---- Data provided

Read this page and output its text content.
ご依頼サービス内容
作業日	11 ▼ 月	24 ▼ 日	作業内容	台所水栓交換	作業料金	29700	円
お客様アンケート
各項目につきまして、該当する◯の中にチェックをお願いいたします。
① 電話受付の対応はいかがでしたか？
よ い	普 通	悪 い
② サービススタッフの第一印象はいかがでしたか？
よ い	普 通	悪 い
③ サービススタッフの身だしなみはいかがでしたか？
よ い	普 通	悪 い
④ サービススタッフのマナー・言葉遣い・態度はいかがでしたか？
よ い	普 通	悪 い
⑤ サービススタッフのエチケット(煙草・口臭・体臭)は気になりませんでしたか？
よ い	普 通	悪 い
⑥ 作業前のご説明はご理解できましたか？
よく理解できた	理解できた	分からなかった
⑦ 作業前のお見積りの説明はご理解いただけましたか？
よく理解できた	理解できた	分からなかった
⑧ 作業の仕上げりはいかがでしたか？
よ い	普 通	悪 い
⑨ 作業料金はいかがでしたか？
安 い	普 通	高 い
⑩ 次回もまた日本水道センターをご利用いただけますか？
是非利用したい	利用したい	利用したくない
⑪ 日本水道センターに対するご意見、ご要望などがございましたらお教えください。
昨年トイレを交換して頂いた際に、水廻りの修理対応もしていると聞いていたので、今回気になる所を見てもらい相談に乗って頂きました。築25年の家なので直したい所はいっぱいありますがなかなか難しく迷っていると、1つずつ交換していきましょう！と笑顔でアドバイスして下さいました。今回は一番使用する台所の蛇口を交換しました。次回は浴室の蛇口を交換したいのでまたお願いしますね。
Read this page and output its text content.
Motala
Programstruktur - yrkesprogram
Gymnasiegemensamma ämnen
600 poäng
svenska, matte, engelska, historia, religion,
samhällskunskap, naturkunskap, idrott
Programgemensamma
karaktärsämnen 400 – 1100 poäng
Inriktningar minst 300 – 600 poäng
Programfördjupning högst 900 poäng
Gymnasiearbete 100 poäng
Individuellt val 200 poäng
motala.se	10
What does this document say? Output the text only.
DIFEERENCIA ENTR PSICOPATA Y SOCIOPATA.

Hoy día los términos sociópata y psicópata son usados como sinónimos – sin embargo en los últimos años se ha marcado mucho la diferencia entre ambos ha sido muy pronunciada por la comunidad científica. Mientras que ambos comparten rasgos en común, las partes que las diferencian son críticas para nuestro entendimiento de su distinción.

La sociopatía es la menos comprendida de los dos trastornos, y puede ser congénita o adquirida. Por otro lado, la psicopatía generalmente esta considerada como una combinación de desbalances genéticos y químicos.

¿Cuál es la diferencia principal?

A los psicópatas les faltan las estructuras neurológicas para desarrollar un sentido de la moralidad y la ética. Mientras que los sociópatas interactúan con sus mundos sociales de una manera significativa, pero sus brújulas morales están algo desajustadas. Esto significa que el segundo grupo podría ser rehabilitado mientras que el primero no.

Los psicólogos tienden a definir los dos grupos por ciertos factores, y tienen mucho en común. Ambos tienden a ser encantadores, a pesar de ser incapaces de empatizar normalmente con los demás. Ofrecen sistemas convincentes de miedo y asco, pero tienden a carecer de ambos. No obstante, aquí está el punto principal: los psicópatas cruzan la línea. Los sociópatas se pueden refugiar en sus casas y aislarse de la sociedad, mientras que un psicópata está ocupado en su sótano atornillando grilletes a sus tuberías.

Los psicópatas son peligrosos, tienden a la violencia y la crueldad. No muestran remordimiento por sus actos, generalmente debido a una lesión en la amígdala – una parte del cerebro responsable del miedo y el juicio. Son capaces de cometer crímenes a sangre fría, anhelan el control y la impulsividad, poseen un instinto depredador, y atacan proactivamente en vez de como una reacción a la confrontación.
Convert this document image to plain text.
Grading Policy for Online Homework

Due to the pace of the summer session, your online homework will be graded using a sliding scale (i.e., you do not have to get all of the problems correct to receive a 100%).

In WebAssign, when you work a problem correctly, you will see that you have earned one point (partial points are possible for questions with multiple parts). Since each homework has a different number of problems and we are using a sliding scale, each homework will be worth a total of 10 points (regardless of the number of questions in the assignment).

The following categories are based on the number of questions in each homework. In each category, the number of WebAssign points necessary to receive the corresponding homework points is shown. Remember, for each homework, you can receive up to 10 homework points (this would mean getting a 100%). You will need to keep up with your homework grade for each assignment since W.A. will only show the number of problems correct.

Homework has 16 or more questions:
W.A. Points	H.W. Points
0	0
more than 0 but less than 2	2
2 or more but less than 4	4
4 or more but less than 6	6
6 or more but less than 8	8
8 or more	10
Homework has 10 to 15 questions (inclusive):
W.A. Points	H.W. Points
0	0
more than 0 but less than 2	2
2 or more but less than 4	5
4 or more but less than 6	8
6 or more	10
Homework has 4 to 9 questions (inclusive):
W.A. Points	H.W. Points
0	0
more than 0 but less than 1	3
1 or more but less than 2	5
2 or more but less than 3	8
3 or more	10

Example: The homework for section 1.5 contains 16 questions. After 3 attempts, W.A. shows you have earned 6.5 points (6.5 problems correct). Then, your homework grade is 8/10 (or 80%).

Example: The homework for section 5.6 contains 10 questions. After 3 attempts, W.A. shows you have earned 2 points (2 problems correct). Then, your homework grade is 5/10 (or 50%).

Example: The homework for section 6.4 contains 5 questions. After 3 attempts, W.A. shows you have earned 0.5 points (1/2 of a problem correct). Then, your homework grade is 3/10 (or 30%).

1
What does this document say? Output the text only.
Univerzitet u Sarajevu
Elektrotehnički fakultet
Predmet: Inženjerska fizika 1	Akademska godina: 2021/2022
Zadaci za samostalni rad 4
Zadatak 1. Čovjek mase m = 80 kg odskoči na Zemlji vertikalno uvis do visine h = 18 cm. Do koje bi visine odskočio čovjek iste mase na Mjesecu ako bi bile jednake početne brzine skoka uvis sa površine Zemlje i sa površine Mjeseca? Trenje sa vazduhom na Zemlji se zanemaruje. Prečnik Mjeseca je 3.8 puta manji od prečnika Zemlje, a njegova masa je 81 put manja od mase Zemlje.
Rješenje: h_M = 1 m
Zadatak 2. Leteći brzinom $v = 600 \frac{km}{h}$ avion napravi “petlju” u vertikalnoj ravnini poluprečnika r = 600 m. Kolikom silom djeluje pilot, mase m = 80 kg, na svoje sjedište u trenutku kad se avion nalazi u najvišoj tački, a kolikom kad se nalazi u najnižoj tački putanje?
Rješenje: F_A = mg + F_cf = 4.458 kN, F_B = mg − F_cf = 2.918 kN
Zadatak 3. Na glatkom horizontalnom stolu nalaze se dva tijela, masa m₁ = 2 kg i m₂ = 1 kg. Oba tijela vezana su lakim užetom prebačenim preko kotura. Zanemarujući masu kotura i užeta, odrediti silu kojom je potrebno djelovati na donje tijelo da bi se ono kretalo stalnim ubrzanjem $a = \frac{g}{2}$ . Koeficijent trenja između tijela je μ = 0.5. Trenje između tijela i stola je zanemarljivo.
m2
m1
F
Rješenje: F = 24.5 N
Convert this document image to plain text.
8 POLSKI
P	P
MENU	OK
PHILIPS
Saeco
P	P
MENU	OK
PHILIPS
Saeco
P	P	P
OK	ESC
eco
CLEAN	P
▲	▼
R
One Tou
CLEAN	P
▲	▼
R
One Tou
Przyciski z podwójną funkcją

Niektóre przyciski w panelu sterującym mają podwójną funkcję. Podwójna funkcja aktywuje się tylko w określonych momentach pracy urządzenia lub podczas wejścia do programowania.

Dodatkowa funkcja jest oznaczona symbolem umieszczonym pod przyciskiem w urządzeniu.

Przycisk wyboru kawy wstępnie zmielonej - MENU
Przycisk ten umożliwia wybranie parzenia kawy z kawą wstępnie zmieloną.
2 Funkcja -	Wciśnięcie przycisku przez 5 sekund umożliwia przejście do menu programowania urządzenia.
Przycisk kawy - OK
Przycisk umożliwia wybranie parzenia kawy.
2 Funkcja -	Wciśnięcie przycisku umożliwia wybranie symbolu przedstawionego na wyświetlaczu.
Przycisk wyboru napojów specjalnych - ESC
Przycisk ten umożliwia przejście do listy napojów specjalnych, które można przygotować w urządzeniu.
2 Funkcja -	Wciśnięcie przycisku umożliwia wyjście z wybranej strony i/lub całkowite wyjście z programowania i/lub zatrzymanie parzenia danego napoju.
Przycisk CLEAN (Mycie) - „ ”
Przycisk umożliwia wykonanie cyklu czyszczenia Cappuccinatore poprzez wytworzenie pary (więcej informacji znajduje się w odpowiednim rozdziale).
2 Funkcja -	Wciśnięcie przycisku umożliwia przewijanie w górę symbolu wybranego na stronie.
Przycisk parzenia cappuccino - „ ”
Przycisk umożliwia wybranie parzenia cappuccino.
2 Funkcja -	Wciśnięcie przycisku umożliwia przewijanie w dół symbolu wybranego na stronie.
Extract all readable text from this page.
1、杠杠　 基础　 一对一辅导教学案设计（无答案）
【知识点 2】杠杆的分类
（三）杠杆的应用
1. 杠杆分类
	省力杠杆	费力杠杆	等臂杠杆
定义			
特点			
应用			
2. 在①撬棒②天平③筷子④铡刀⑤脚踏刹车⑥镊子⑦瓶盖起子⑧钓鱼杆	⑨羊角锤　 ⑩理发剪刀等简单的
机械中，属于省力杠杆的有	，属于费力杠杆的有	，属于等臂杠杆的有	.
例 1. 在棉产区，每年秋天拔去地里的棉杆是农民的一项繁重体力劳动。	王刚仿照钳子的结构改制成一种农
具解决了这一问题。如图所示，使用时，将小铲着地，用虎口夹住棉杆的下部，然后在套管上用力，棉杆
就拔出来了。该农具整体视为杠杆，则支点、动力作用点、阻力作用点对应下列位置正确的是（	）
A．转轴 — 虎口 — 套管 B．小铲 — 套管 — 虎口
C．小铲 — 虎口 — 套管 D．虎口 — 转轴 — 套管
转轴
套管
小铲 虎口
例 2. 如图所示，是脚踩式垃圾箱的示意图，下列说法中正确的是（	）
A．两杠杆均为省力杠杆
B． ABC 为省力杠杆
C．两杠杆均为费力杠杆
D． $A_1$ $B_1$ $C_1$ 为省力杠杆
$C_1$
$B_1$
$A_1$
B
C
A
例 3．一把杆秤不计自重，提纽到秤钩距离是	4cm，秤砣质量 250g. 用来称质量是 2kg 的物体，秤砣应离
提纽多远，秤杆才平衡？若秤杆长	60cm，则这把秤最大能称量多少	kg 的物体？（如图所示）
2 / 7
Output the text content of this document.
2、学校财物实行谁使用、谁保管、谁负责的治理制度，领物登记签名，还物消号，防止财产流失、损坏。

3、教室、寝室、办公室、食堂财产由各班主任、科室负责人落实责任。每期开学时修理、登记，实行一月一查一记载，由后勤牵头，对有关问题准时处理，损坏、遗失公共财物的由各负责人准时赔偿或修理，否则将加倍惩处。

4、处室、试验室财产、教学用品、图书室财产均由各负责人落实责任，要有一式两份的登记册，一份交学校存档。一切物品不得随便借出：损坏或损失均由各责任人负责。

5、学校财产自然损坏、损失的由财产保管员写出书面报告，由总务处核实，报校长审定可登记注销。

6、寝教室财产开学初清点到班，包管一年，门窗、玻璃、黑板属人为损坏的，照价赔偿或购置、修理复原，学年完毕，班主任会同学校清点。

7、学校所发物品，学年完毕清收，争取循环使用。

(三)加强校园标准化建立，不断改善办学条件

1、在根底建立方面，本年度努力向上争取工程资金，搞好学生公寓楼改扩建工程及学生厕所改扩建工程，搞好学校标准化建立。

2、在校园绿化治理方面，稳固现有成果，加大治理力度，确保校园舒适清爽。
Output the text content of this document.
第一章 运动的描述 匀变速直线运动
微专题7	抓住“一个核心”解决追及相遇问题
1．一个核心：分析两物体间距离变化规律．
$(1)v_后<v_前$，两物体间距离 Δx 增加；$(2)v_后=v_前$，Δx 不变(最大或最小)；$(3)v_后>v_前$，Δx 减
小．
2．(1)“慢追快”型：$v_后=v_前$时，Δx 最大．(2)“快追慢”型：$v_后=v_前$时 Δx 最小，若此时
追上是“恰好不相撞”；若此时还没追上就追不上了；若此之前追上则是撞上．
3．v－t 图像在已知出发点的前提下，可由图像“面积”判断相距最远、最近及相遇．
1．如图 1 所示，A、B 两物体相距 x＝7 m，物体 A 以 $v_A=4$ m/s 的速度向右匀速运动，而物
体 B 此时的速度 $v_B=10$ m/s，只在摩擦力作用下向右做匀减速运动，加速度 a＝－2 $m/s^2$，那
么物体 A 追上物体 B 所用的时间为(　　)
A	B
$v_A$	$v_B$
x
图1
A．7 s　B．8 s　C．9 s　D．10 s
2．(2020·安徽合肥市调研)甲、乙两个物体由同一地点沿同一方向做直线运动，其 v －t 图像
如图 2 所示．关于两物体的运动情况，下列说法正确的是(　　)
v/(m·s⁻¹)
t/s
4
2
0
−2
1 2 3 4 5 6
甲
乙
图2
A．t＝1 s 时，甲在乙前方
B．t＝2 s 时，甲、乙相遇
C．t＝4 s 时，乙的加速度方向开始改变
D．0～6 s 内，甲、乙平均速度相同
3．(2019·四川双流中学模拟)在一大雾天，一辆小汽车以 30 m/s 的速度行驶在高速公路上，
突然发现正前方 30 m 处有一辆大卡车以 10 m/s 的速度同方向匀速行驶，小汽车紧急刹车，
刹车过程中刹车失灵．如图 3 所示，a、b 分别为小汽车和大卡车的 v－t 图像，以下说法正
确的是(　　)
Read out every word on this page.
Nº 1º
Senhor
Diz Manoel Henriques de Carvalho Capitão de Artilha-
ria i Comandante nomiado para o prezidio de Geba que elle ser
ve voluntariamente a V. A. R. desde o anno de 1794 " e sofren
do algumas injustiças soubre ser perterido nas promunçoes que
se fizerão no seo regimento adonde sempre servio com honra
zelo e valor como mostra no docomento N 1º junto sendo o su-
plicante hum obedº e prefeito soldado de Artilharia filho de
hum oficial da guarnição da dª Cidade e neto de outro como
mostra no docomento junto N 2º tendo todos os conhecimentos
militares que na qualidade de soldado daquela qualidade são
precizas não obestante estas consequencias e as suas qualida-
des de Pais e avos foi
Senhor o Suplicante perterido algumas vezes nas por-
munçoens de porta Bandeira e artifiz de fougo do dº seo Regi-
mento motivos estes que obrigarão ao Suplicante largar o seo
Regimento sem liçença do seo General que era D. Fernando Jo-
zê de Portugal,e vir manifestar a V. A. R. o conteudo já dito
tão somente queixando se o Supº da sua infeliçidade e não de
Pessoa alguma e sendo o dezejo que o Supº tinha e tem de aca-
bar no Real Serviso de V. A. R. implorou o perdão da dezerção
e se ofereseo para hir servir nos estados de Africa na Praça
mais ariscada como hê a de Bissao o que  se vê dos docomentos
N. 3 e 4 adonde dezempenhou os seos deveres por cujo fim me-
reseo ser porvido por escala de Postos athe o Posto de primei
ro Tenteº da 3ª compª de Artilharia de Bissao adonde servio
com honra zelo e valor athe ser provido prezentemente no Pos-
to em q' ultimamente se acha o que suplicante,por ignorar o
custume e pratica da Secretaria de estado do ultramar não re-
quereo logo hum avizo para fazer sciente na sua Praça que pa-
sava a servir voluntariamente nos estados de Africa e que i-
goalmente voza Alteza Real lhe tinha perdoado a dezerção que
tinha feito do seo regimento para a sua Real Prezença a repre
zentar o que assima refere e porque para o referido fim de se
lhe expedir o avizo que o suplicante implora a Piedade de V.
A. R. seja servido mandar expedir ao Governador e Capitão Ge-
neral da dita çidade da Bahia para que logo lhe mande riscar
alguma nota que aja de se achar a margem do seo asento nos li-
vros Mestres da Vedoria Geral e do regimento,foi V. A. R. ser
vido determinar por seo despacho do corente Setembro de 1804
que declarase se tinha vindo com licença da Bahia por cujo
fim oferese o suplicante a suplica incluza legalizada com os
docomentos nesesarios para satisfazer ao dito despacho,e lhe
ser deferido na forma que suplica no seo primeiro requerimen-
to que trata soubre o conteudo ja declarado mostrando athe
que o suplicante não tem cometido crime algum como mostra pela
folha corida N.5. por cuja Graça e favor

--------

Look through the entries above; copy every line holding the string "Supº".

**Written answer:**
tão somente queixando se o Supº da sua infeliçidade e não de
Pessoa alguma e sendo o dezejo que o Supº tinha e tem de aca-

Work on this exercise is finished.